Extracted data:
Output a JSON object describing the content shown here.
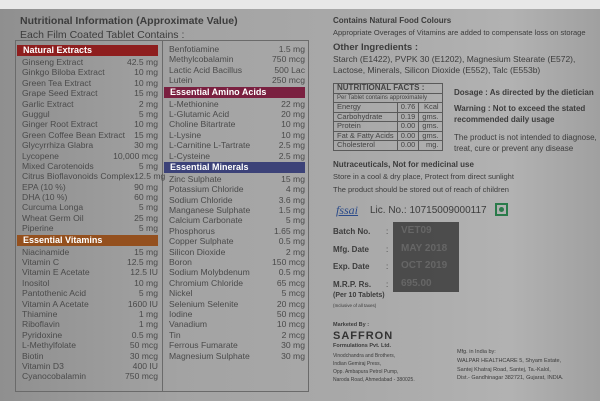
{
  "title": "Nutritional Information (Approximate Value)",
  "subtitle": "Each Film Coated Tablet Contains :",
  "colors": {
    "natural": "#8e1e1e",
    "amino": "#7a2040",
    "minerals": "#3c4278",
    "vitamins": "#94501e"
  },
  "left": {
    "natural_title": "Natural Extracts",
    "natural": [
      [
        "Ginseng Extract",
        "42.5 mg"
      ],
      [
        "Ginkgo Biloba Extract",
        "10 mg"
      ],
      [
        "Green Tea Extract",
        "10 mg"
      ],
      [
        "Grape Seed Extract",
        "15 mg"
      ],
      [
        "Garlic Extract",
        "2 mg"
      ],
      [
        "Guggul",
        "5 mg"
      ],
      [
        "Ginger Root Extract",
        "10 mg"
      ],
      [
        "Green Coffee Bean Extract",
        "15 mg"
      ],
      [
        "Glycyrrhiza Glabra",
        "30 mg"
      ],
      [
        "Lycopene",
        "10,000 mcg"
      ],
      [
        "Mixed Carotenoids",
        "5 mg"
      ],
      [
        "Citrus Bioflavonoids Complex",
        "12.5 mg"
      ],
      [
        "EPA (10 %)",
        "90 mg"
      ],
      [
        "DHA (10 %)",
        "60 mg"
      ],
      [
        "Curcuma Longa",
        "5 mg"
      ],
      [
        "Wheat Germ Oil",
        "25 mg"
      ],
      [
        "Piperine",
        "5 mg"
      ]
    ],
    "vitamins_title": "Essential Vitamins",
    "vitamins": [
      [
        "Niacinamide",
        "15 mg"
      ],
      [
        "Vitamin C",
        "12.5 mg"
      ],
      [
        "Vitamin E Acetate",
        "12.5 IU"
      ],
      [
        "Inositol",
        "10 mg"
      ],
      [
        "Pantothenic Acid",
        "5 mg"
      ],
      [
        "Vitamin A Acetate",
        "1600 IU"
      ],
      [
        "Thiamine",
        "1 mg"
      ],
      [
        "Riboflavin",
        "1 mg"
      ],
      [
        "Pyridoxine",
        "0.5 mg"
      ],
      [
        "L-Methylfolate",
        "50 mcg"
      ],
      [
        "Biotin",
        "30 mcg"
      ],
      [
        "Vitamin D3",
        "400 IU"
      ],
      [
        "Cyanocobalamin",
        "750 mcg"
      ]
    ]
  },
  "right": {
    "top": [
      [
        "Benfotiamine",
        "1.5 mg"
      ],
      [
        "Methylcobalamin",
        "750 mcg"
      ],
      [
        "Lactic Acid Bacillus",
        "500 Lac"
      ],
      [
        "Lutein",
        "250 mcg"
      ]
    ],
    "amino_title": "Essential Amino Acids",
    "amino": [
      [
        "L-Methionine",
        "22 mg"
      ],
      [
        "L-Glutamic Acid",
        "20 mg"
      ],
      [
        "Choline Bitartrate",
        "10 mg"
      ],
      [
        "L-Lysine",
        "10 mg"
      ],
      [
        "L-Carnitine L-Tartrate",
        "2.5 mg"
      ],
      [
        "L-Cysteine",
        "2.5 mg"
      ]
    ],
    "minerals_title": "Essential Minerals",
    "minerals": [
      [
        "Zinc Sulphate",
        "15 mg"
      ],
      [
        "Potassium Chloride",
        "4 mg"
      ],
      [
        "Sodium Chloride",
        "3.6 mg"
      ],
      [
        "Manganese Sulphate",
        "1.5 mg"
      ],
      [
        "Calcium Carbonate",
        "5 mg"
      ],
      [
        "Phosphorus",
        "1.65 mg"
      ],
      [
        "Copper Sulphate",
        "0.5 mg"
      ],
      [
        "Silicon Dioxide",
        "2 mg"
      ],
      [
        "Boron",
        "150 mcg"
      ],
      [
        "Sodium Molybdenum",
        "0.5 mg"
      ],
      [
        "Chromium Chloride",
        "65 mcg"
      ],
      [
        "Nickel",
        "5 mcg"
      ],
      [
        "Selenium Selenite",
        "20 mcg"
      ],
      [
        "Iodine",
        "50 mcg"
      ],
      [
        "Vanadium",
        "10 mcg"
      ],
      [
        "Tin",
        "2 mcg"
      ],
      [
        "Ferrous Fumarate",
        "30 mg"
      ],
      [
        "Magnesium Sulphate",
        "30 mg"
      ]
    ]
  },
  "info": {
    "colours": "Contains Natural Food Colours",
    "overages": "Appropriate Overages of Vitamins are added to compensate loss on storage",
    "other_title": "Other Ingredients :",
    "other_1": "Starch (E1422), PVPK 30 (E1202), Magnesium Stearate (E572),",
    "other_2": "Lactose, Minerals, Silicon Dioxide (E552), Talc (E553b)",
    "nf_title": "NUTRITIONAL FACTS :",
    "nf_sub": "Per Tablet contains approximately",
    "nf_rows": [
      [
        "Energy",
        "0.76",
        "Kcal"
      ],
      [
        "Carbohydrate",
        "0.19",
        "gms."
      ],
      [
        "Protein",
        "0.00",
        "gms."
      ],
      [
        "Fat & Fatty Acids",
        "0.00",
        "gms."
      ],
      [
        "Cholesterol",
        "0.00",
        "mg."
      ]
    ],
    "dosage": "Dosage : As directed by the dietician",
    "warning_1": "Warning : Not to exceed the stated",
    "warning_2": "recommended daily usage",
    "disclaimer_1": "The product is not intended to diagnose,",
    "disclaimer_2": "treat, cure or prevent any disease",
    "nutra": "Nutraceuticals, Not for medicinal use",
    "store": "Store in a cool & dry place, Protect from direct sunlight",
    "children": "The product should be stored out of reach of children",
    "fssai": "fssai",
    "lic": "Lic. No.: 10715009000117",
    "batch_label": "Batch No.",
    "mfg_label": "Mfg. Date",
    "exp_label": "Exp. Date",
    "mrp_label": "M.R.P. Rs.",
    "colon": ":",
    "per10": "(Per 10 Tablets)",
    "inclusive": "(Inclusive of all taxes)",
    "batch": "VET09",
    "mfg": "MAY 2018",
    "exp": "OCT 2019",
    "mrp": "695.00",
    "marketed_by": "Marketed By :",
    "brand": "SAFFRON",
    "company": "Formulations Pvt. Ltd.",
    "m_addr": [
      "Vinodchandra and Brothers,",
      "Indian Gemiraj Press,",
      "Opp. Ambapura Petrol Pump,",
      "Naroda Road, Ahmedabad - 380025."
    ],
    "mfg_by": "Mfg. in India by:",
    "w_addr": [
      "WALPAR HEALTHCARE 5, Shyam Estate,",
      "Santej Khatraj Road, Santej, Ta.-Kalol,",
      "Dist.- Gandhinagar 382721, Gujarat, INDIA."
    ]
  }
}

Task objective: What this exercise asks for is every line of the data above with the word "Acetate".

Solution to this task:
        "Vitamin E Acetate",
        "Vitamin A Acetate",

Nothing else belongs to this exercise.